§ Stated exercise
Write out the full listing exactly as given, minus the images.

§ Record set
>> begin
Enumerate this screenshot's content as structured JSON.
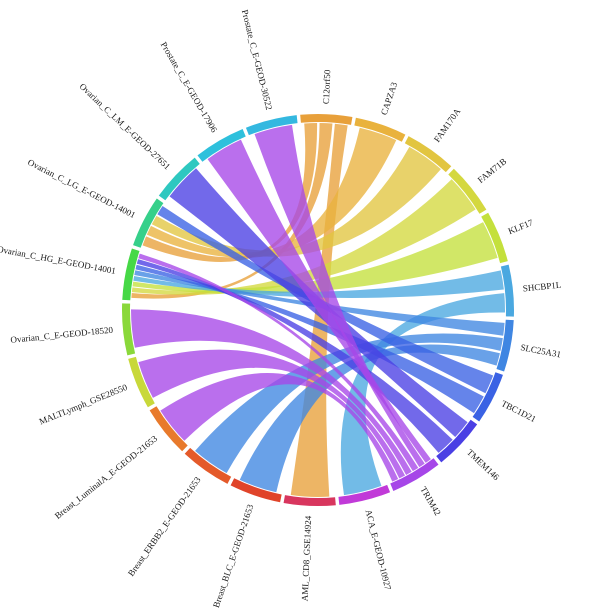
{
  "chart_data": {
    "type": "chord",
    "segments": [
      {
        "name": "C12orf50",
        "color": "#e8a03a"
      },
      {
        "name": "CAPZA3",
        "color": "#e9b23d"
      },
      {
        "name": "FAM170A",
        "color": "#e2c540"
      },
      {
        "name": "FAM71B",
        "color": "#d4d83f"
      },
      {
        "name": "KLF17",
        "color": "#c4e03c"
      },
      {
        "name": "SHCBP1L",
        "color": "#4aa8e0"
      },
      {
        "name": "SLC25A31",
        "color": "#3f86e2"
      },
      {
        "name": "TBC1D21",
        "color": "#3a62e4"
      },
      {
        "name": "TMEM146",
        "color": "#4a3fe4"
      },
      {
        "name": "TRIM42",
        "color": "#a646e8"
      },
      {
        "name": "ACA_E-GEOD-10927",
        "color": "#c13ad8"
      },
      {
        "name": "AML_CD8_GSE14924",
        "color": "#d8365e"
      },
      {
        "name": "Breast_BLC_E-GEOD-21653",
        "color": "#e0442a"
      },
      {
        "name": "Breast_ERBB2_E-GEOD-21653",
        "color": "#e45a2a"
      },
      {
        "name": "Breast_LuminalA_E-GEOD-21653",
        "color": "#e87a2c"
      },
      {
        "name": "MALTLymph_GSE28550",
        "color": "#c8d83a"
      },
      {
        "name": "Ovarian_C_E-GEOD-18520",
        "color": "#8ad83a"
      },
      {
        "name": "Ovarian_C_HG_E-GEOD-14001",
        "color": "#46d846"
      },
      {
        "name": "Ovarian_C_LG_E-GEOD-14001",
        "color": "#36d08a"
      },
      {
        "name": "Ovarian_C_LM_E-GEOD-27651",
        "color": "#2ec8c0"
      },
      {
        "name": "Prostate_C_E-GEOD-17906",
        "color": "#2ec0dc"
      },
      {
        "name": "Prostate_C_E-GEOD-30522",
        "color": "#34b8e0"
      }
    ],
    "connections": [
      {
        "source": "C12orf50",
        "target": "Ovarian_C_LG_E-GEOD-14001",
        "value": 1
      },
      {
        "source": "C12orf50",
        "target": "Ovarian_C_HG_E-GEOD-14001",
        "value": 1
      },
      {
        "source": "C12orf50",
        "target": "AML_CD8_GSE14924",
        "value": 1
      },
      {
        "source": "CAPZA3",
        "target": "Ovarian_C_LG_E-GEOD-14001",
        "value": 1
      },
      {
        "source": "FAM170A",
        "target": "Ovarian_C_LG_E-GEOD-14001",
        "value": 1
      },
      {
        "source": "FAM71B",
        "target": "Ovarian_C_HG_E-GEOD-14001",
        "value": 1
      },
      {
        "source": "KLF17",
        "target": "Ovarian_C_HG_E-GEOD-14001",
        "value": 1
      },
      {
        "source": "SHCBP1L",
        "target": "Ovarian_C_HG_E-GEOD-14001",
        "value": 1
      },
      {
        "source": "SHCBP1L",
        "target": "ACA_E-GEOD-10927",
        "value": 1
      },
      {
        "source": "SLC25A31",
        "target": "Ovarian_C_HG_E-GEOD-14001",
        "value": 1
      },
      {
        "source": "SLC25A31",
        "target": "Breast_ERBB2_E-GEOD-21653",
        "value": 1
      },
      {
        "source": "SLC25A31",
        "target": "Breast_BLC_E-GEOD-21653",
        "value": 1
      },
      {
        "source": "TBC1D21",
        "target": "Ovarian_C_LG_E-GEOD-14001",
        "value": 1
      },
      {
        "source": "TBC1D21",
        "target": "Ovarian_C_HG_E-GEOD-14001",
        "value": 1
      },
      {
        "source": "TMEM146",
        "target": "Ovarian_C_LM_E-GEOD-27651",
        "value": 1
      },
      {
        "source": "TMEM146",
        "target": "Ovarian_C_HG_E-GEOD-14001",
        "value": 1
      },
      {
        "source": "TRIM42",
        "target": "Prostate_C_E-GEOD-17906",
        "value": 1
      },
      {
        "source": "TRIM42",
        "target": "Prostate_C_E-GEOD-30522",
        "value": 1
      },
      {
        "source": "TRIM42",
        "target": "Ovarian_C_HG_E-GEOD-14001",
        "value": 1
      },
      {
        "source": "TRIM42",
        "target": "Ovarian_C_E-GEOD-18520",
        "value": 1
      },
      {
        "source": "TRIM42",
        "target": "MALTLymph_GSE28550",
        "value": 1
      },
      {
        "source": "TRIM42",
        "target": "Breast_LuminalA_E-GEOD-21653",
        "value": 1
      }
    ]
  }
}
>> end
§ Answer for the task
Enumerate this screenshot's content as structured JSON.
{
  "chart_data": {
    "type": "chord",
    "segments": [
      {
        "name": "C12orf50",
        "color": "#e8a03a"
      },
      {
        "name": "CAPZA3",
        "color": "#e9b23d"
      },
      {
        "name": "FAM170A",
        "color": "#e2c540"
      },
      {
        "name": "FAM71B",
        "color": "#d4d83f"
      },
      {
        "name": "KLF17",
        "color": "#c4e03c"
      },
      {
        "name": "SHCBP1L",
        "color": "#4aa8e0"
      },
      {
        "name": "SLC25A31",
        "color": "#3f86e2"
      },
      {
        "name": "TBC1D21",
        "color": "#3a62e4"
      },
      {
        "name": "TMEM146",
        "color": "#4a3fe4"
      },
      {
        "name": "TRIM42",
        "color": "#a646e8"
      },
      {
        "name": "ACA_E-GEOD-10927",
        "color": "#c13ad8"
      },
      {
        "name": "AML_CD8_GSE14924",
        "color": "#d8365e"
      },
      {
        "name": "Breast_BLC_E-GEOD-21653",
        "color": "#e0442a"
      },
      {
        "name": "Breast_ERBB2_E-GEOD-21653",
        "color": "#e45a2a"
      },
      {
        "name": "Breast_LuminalA_E-GEOD-21653",
        "color": "#e87a2c"
      },
      {
        "name": "MALTLymph_GSE28550",
        "color": "#c8d83a"
      },
      {
        "name": "Ovarian_C_E-GEOD-18520",
        "color": "#8ad83a"
      },
      {
        "name": "Ovarian_C_HG_E-GEOD-14001",
        "color": "#46d846"
      },
      {
        "name": "Ovarian_C_LG_E-GEOD-14001",
        "color": "#36d08a"
      },
      {
        "name": "Ovarian_C_LM_E-GEOD-27651",
        "color": "#2ec8c0"
      },
      {
        "name": "Prostate_C_E-GEOD-17906",
        "color": "#2ec0dc"
      },
      {
        "name": "Prostate_C_E-GEOD-30522",
        "color": "#34b8e0"
      }
    ],
    "connections": [
      {
        "source": "C12orf50",
        "target": "Ovarian_C_LG_E-GEOD-14001",
        "value": 1
      },
      {
        "source": "C12orf50",
        "target": "Ovarian_C_HG_E-GEOD-14001",
        "value": 1
      },
      {
        "source": "C12orf50",
        "target": "AML_CD8_GSE14924",
        "value": 1
      },
      {
        "source": "CAPZA3",
        "target": "Ovarian_C_LG_E-GEOD-14001",
        "value": 1
      },
      {
        "source": "FAM170A",
        "target": "Ovarian_C_LG_E-GEOD-14001",
        "value": 1
      },
      {
        "source": "FAM71B",
        "target": "Ovarian_C_HG_E-GEOD-14001",
        "value": 1
      },
      {
        "source": "KLF17",
        "target": "Ovarian_C_HG_E-GEOD-14001",
        "value": 1
      },
      {
        "source": "SHCBP1L",
        "target": "Ovarian_C_HG_E-GEOD-14001",
        "value": 1
      },
      {
        "source": "SHCBP1L",
        "target": "ACA_E-GEOD-10927",
        "value": 1
      },
      {
        "source": "SLC25A31",
        "target": "Ovarian_C_HG_E-GEOD-14001",
        "value": 1
      },
      {
        "source": "SLC25A31",
        "target": "Breast_ERBB2_E-GEOD-21653",
        "value": 1
      },
      {
        "source": "SLC25A31",
        "target": "Breast_BLC_E-GEOD-21653",
        "value": 1
      },
      {
        "source": "TBC1D21",
        "target": "Ovarian_C_LG_E-GEOD-14001",
        "value": 1
      },
      {
        "source": "TBC1D21",
        "target": "Ovarian_C_HG_E-GEOD-14001",
        "value": 1
      },
      {
        "source": "TMEM146",
        "target": "Ovarian_C_LM_E-GEOD-27651",
        "value": 1
      },
      {
        "source": "TMEM146",
        "target": "Ovarian_C_HG_E-GEOD-14001",
        "value": 1
      },
      {
        "source": "TRIM42",
        "target": "Prostate_C_E-GEOD-17906",
        "value": 1
      },
      {
        "source": "TRIM42",
        "target": "Prostate_C_E-GEOD-30522",
        "value": 1
      },
      {
        "source": "TRIM42",
        "target": "Ovarian_C_HG_E-GEOD-14001",
        "value": 1
      },
      {
        "source": "TRIM42",
        "target": "Ovarian_C_E-GEOD-18520",
        "value": 1
      },
      {
        "source": "TRIM42",
        "target": "MALTLymph_GSE28550",
        "value": 1
      },
      {
        "source": "TRIM42",
        "target": "Breast_LuminalA_E-GEOD-21653",
        "value": 1
      }
    ]
  }
}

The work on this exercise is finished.